## WORK REQUIRED
Below is a set of records; print all of them exactly as written.

# Start of DATA

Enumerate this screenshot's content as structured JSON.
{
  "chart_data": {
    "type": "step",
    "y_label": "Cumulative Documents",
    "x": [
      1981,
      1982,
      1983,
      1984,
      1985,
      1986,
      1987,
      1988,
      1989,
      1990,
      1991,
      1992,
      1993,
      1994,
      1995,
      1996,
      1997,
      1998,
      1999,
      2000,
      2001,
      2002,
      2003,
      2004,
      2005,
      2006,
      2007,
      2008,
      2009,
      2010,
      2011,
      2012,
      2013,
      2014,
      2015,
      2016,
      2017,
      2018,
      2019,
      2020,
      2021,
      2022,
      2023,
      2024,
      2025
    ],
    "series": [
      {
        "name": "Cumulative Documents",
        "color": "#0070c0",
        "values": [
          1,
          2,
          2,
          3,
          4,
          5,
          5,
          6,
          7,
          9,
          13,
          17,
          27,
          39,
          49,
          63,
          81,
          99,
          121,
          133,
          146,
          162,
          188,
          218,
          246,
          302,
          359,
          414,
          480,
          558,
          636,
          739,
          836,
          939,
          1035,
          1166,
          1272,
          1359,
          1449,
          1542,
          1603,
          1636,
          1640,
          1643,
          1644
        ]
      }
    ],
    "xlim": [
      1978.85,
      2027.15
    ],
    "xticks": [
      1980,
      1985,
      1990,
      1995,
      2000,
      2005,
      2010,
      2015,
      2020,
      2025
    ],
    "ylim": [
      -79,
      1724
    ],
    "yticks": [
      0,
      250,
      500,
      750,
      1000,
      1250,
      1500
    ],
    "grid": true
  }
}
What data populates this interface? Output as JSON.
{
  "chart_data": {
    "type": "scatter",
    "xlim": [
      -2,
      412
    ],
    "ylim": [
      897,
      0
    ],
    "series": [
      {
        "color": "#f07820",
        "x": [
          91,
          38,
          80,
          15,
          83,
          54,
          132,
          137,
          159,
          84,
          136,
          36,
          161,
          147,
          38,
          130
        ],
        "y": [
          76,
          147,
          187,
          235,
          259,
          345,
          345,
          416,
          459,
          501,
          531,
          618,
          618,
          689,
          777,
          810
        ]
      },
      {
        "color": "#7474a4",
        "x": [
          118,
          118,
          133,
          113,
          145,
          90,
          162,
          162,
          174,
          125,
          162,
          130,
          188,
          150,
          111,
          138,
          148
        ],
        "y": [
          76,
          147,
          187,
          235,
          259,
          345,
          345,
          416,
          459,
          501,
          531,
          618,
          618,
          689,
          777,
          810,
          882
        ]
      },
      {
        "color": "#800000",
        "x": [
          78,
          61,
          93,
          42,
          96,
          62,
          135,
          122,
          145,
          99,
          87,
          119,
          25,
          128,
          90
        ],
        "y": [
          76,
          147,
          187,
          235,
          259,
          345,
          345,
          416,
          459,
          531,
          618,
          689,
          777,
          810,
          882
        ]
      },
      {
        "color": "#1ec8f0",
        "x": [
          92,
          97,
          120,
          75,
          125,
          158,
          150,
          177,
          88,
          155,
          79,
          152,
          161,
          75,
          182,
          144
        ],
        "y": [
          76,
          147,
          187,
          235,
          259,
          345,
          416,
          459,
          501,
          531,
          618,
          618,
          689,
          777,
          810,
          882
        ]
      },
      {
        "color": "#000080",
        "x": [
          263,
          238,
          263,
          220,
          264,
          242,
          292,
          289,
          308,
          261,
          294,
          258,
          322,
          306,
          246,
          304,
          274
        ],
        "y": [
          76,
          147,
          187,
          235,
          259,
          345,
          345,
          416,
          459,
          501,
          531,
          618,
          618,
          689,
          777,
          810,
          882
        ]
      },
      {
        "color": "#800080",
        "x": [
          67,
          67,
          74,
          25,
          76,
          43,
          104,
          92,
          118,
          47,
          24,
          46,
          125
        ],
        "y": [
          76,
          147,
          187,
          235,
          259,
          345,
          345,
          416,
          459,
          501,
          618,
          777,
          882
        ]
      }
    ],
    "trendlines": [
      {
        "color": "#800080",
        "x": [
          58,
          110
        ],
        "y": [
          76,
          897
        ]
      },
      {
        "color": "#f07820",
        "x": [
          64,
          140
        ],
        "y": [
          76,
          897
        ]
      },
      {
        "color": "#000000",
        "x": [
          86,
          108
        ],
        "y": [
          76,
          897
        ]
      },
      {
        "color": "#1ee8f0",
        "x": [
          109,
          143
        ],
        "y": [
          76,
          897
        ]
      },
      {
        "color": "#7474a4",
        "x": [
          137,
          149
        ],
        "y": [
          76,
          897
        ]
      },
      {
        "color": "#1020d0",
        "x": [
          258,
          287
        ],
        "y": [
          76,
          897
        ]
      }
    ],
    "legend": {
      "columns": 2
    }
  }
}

# End of DATA

## COMPLETED EXERCISE
Enumerate this screenshot's content as structured JSON.
{
  "chart_data": {
    "type": "step",
    "y_label": "Cumulative Documents",
    "x": [
      1981,
      1982,
      1983,
      1984,
      1985,
      1986,
      1987,
      1988,
      1989,
      1990,
      1991,
      1992,
      1993,
      1994,
      1995,
      1996,
      1997,
      1998,
      1999,
      2000,
      2001,
      2002,
      2003,
      2004,
      2005,
      2006,
      2007,
      2008,
      2009,
      2010,
      2011,
      2012,
      2013,
      2014,
      2015,
      2016,
      2017,
      2018,
      2019,
      2020,
      2021,
      2022,
      2023,
      2024,
      2025
    ],
    "series": [
      {
        "name": "Cumulative Documents",
        "color": "#0070c0",
        "values": [
          1,
          2,
          2,
          3,
          4,
          5,
          5,
          6,
          7,
          9,
          13,
          17,
          27,
          39,
          49,
          63,
          81,
          99,
          121,
          133,
          146,
          162,
          188,
          218,
          246,
          302,
          359,
          414,
          480,
          558,
          636,
          739,
          836,
          939,
          1035,
          1166,
          1272,
          1359,
          1449,
          1542,
          1603,
          1636,
          1640,
          1643,
          1644
        ]
      }
    ],
    "xlim": [
      1978.85,
      2027.15
    ],
    "xticks": [
      1980,
      1985,
      1990,
      1995,
      2000,
      2005,
      2010,
      2015,
      2020,
      2025
    ],
    "ylim": [
      -79,
      1724
    ],
    "yticks": [
      0,
      250,
      500,
      750,
      1000,
      1250,
      1500
    ],
    "grid": true
  }
}
What data populates this interface? Output as JSON.
{
  "chart_data": {
    "type": "scatter",
    "xlim": [
      -2,
      412
    ],
    "ylim": [
      897,
      0
    ],
    "series": [
      {
        "color": "#f07820",
        "x": [
          91,
          38,
          80,
          15,
          83,
          54,
          132,
          137,
          159,
          84,
          136,
          36,
          161,
          147,
          38,
          130
        ],
        "y": [
          76,
          147,
          187,
          235,
          259,
          345,
          345,
          416,
          459,
          501,
          531,
          618,
          618,
          689,
          777,
          810
        ]
      },
      {
        "color": "#7474a4",
        "x": [
          118,
          118,
          133,
          113,
          145,
          90,
          162,
          162,
          174,
          125,
          162,
          130,
          188,
          150,
          111,
          138,
          148
        ],
        "y": [
          76,
          147,
          187,
          235,
          259,
          345,
          345,
          416,
          459,
          501,
          531,
          618,
          618,
          689,
          777,
          810,
          882
        ]
      },
      {
        "color": "#800000",
        "x": [
          78,
          61,
          93,
          42,
          96,
          62,
          135,
          122,
          145,
          99,
          87,
          119,
          25,
          128,
          90
        ],
        "y": [
          76,
          147,
          187,
          235,
          259,
          345,
          345,
          416,
          459,
          531,
          618,
          689,
          777,
          810,
          882
        ]
      },
      {
        "color": "#1ec8f0",
        "x": [
          92,
          97,
          120,
          75,
          125,
          158,
          150,
          177,
          88,
          155,
          79,
          152,
          161,
          75,
          182,
          144
        ],
        "y": [
          76,
          147,
          187,
          235,
          259,
          345,
          416,
          459,
          501,
          531,
          618,
          618,
          689,
          777,
          810,
          882
        ]
      },
      {
        "color": "#000080",
        "x": [
          263,
          238,
          263,
          220,
          264,
          242,
          292,
          289,
          308,
          261,
          294,
          258,
          322,
          306,
          246,
          304,
          274
        ],
        "y": [
          76,
          147,
          187,
          235,
          259,
          345,
          345,
          416,
          459,
          501,
          531,
          618,
          618,
          689,
          777,
          810,
          882
        ]
      },
      {
        "color": "#800080",
        "x": [
          67,
          67,
          74,
          25,
          76,
          43,
          104,
          92,
          118,
          47,
          24,
          46,
          125
        ],
        "y": [
          76,
          147,
          187,
          235,
          259,
          345,
          345,
          416,
          459,
          501,
          618,
          777,
          882
        ]
      }
    ],
    "trendlines": [
      {
        "color": "#800080",
        "x": [
          58,
          110
        ],
        "y": [
          76,
          897
        ]
      },
      {
        "color": "#f07820",
        "x": [
          64,
          140
        ],
        "y": [
          76,
          897
        ]
      },
      {
        "color": "#000000",
        "x": [
          86,
          108
        ],
        "y": [
          76,
          897
        ]
      },
      {
        "color": "#1ee8f0",
        "x": [
          109,
          143
        ],
        "y": [
          76,
          897
        ]
      },
      {
        "color": "#7474a4",
        "x": [
          137,
          149
        ],
        "y": [
          76,
          897
        ]
      },
      {
        "color": "#1020d0",
        "x": [
          258,
          287
        ],
        "y": [
          76,
          897
        ]
      }
    ],
    "legend": {
      "columns": 2
    }
  }
}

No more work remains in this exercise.